[BEGIN]
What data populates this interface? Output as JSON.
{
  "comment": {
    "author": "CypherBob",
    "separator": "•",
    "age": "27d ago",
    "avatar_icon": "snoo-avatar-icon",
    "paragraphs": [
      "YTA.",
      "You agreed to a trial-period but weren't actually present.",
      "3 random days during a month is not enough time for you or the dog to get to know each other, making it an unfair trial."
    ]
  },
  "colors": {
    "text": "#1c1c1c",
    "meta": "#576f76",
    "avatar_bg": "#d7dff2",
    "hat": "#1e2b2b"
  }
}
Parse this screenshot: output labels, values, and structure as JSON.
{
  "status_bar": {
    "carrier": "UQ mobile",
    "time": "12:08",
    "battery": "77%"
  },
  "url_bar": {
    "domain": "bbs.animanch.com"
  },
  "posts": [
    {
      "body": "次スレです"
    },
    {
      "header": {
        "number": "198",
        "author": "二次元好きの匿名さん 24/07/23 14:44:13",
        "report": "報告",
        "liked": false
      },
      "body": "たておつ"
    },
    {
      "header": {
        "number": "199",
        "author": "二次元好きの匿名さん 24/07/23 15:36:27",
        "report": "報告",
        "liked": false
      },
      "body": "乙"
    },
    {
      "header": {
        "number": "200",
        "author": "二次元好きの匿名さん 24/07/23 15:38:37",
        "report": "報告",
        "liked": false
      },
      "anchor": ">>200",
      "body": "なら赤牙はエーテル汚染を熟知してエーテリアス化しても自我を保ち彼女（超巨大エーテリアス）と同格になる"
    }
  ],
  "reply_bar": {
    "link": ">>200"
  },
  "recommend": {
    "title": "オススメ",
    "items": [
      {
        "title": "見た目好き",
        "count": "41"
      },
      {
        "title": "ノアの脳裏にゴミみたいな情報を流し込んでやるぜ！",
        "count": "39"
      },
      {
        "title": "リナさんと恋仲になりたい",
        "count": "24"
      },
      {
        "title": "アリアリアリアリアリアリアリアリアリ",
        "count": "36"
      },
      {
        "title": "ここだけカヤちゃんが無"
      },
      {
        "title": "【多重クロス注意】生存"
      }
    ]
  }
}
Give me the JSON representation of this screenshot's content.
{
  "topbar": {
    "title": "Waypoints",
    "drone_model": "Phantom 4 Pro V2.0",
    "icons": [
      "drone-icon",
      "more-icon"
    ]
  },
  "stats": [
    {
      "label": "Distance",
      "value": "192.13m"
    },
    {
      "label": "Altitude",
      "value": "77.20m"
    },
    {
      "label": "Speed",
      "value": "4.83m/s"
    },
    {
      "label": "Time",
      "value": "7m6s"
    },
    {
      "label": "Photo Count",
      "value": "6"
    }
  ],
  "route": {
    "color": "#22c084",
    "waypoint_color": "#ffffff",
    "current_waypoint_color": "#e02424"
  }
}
[END]
EXERCISE
Transcribe every entry exactly.

ANSWER BELOW
What data populates this interface? Output as JSON.
{
  "comment": {
    "author": "CypherBob",
    "separator": "•",
    "age": "27d ago",
    "avatar_icon": "snoo-avatar-icon",
    "paragraphs": [
      "YTA.",
      "You agreed to a trial-period but weren't actually present.",
      "3 random days during a month is not enough time for you or the dog to get to know each other, making it an unfair trial."
    ]
  },
  "colors": {
    "text": "#1c1c1c",
    "meta": "#576f76",
    "avatar_bg": "#d7dff2",
    "hat": "#1e2b2b"
  }
}
Parse this screenshot: output labels, values, and structure as JSON.
{
  "status_bar": {
    "carrier": "UQ mobile",
    "time": "12:08",
    "battery": "77%"
  },
  "url_bar": {
    "domain": "bbs.animanch.com"
  },
  "posts": [
    {
      "body": "次スレです"
    },
    {
      "header": {
        "number": "198",
        "author": "二次元好きの匿名さん 24/07/23 14:44:13",
        "report": "報告",
        "liked": false
      },
      "body": "たておつ"
    },
    {
      "header": {
        "number": "199",
        "author": "二次元好きの匿名さん 24/07/23 15:36:27",
        "report": "報告",
        "liked": false
      },
      "body": "乙"
    },
    {
      "header": {
        "number": "200",
        "author": "二次元好きの匿名さん 24/07/23 15:38:37",
        "report": "報告",
        "liked": false
      },
      "anchor": ">>200",
      "body": "なら赤牙はエーテル汚染を熟知してエーテリアス化しても自我を保ち彼女（超巨大エーテリアス）と同格になる"
    }
  ],
  "reply_bar": {
    "link": ">>200"
  },
  "recommend": {
    "title": "オススメ",
    "items": [
      {
        "title": "見た目好き",
        "count": "41"
      },
      {
        "title": "ノアの脳裏にゴミみたいな情報を流し込んでやるぜ！",
        "count": "39"
      },
      {
        "title": "リナさんと恋仲になりたい",
        "count": "24"
      },
      {
        "title": "アリアリアリアリアリアリアリアリアリ",
        "count": "36"
      },
      {
        "title": "ここだけカヤちゃんが無"
      },
      {
        "title": "【多重クロス注意】生存"
      }
    ]
  }
}
Give me the JSON representation of this screenshot's content.
{
  "topbar": {
    "title": "Waypoints",
    "drone_model": "Phantom 4 Pro V2.0",
    "icons": [
      "drone-icon",
      "more-icon"
    ]
  },
  "stats": [
    {
      "label": "Distance",
      "value": "192.13m"
    },
    {
      "label": "Altitude",
      "value": "77.20m"
    },
    {
      "label": "Speed",
      "value": "4.83m/s"
    },
    {
      "label": "Time",
      "value": "7m6s"
    },
    {
      "label": "Photo Count",
      "value": "6"
    }
  ],
  "route": {
    "color": "#22c084",
    "waypoint_color": "#ffffff",
    "current_waypoint_color": "#e02424"
  }
}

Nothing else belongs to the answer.